Install the operating system

The Deep Learning packages require one of the following operating systems:

Red Hat Enterprise Linux (RHEL) 7.6 little endian for POWER8® and POWER9™
  • WML CE can be installed and run directly on a bare-metal RHEL 7.6 system
  • The RHEL installation image and license must be acquired from Red Hat

For more information about installing operating systems on IBM Power Systems servers, see Quick start guides for Linux on IBM® Power System servers.

Red Hat Enterprise Linux (RHEL) 7.6 (Linux 64-bit)

Open necessary ports

If a firewall is enabled, the following default ports must be granted access on all management hosts for IBM Spectrum Conductor Deep Learning Impact: 9243, 9280, 5000, 5001, 27017, and 6379. If you change these ports after installation, make sure to update firewall rules accordingly.

Review this topic to determine which ports need to be opened for IBM Spectrum Conductor™: Summary of ports used by IBM Spectrum Conductor.

Review this topic to determine which ports need to be opened for IBM Spectrum Conductor Deep Learning Impact: Summary of ports used by IBM Spectrum Conductor Deep Learning Impact.

Ensure user access of client machines to cluster hosts

Spark workload runs on non-management hosts in your cluster. Therefore, the Apache Spark UI and RESTful APIs that are available from Spark applications and the Spark history server must be accessible to your end users. This access is also required for any notebooks that you configure for use with IBM Spectrum Conductor.

If the hosts and the ports used are not accessible from your client machines, you can encounter errors when you access notebooks and IBM Spectrum Conductor user interfaces. The management hosts also must be able to access these hosts and the ports used.

Set the appropriate heap size

The default Elasticsearch installation uses a 2-4 GB heap for the Elasticsearch services. Elasticsearch recommends that you assign 50 percent of available memory to the Elasticsearch client service, but not exceed 30.5 GB. Based on these recommendations, configure the Elasticsearch client and data services heap in IBM Spectrum Conductor to use 6~8 GB. Further, the default garbage collector for Elasticsearch is Concurrent-Mark and Sweep (CMS). To prevent long stop-the-world pauses, do not configure the heap size to be higher than what the CMS garbage collector was designed for (approximately 6-8 GB).

### Information shown
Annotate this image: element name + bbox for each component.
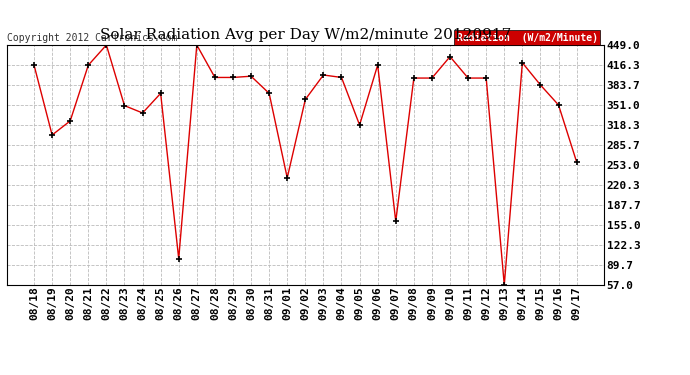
Title: Solar Radiation Avg per Day W/m2/minute 20120917: Solar Radiation Avg per Day W/m2/minute … — [99, 28, 511, 42]
Text: Radiation  (W/m2/Minute): Radiation (W/m2/Minute) — [457, 33, 598, 43]
Text: Copyright 2012 Cartronics.com: Copyright 2012 Cartronics.com — [7, 33, 177, 43]
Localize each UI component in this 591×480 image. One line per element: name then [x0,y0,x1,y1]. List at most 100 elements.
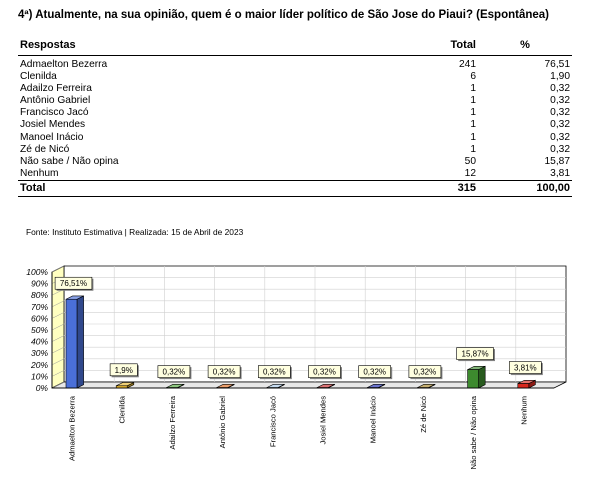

### Job
Continue the IBM Spectrum Conductor setup guide, starting right after its final sentence. The records are not needed for anything here, only the IBM Spectrum Conductor setup guide.

### Answer for this exercise
For instructions to change the heap size, see How do I change the heap size for Elasticsearch?.

Log in with root permission

The following tasks all require that you log in as a user that has root or sudo to root permission.

Create cluster administration accounts

If you set up users on your hosts (both management and compute hosts), the execution user must use the same user ID (UID), and group ID (GID) on all of the hosts. For example, the UID and GID for the CLUSTERADMIN account must be the same on all hosts. By default, CLUSTERADMIN is set to egoadmin.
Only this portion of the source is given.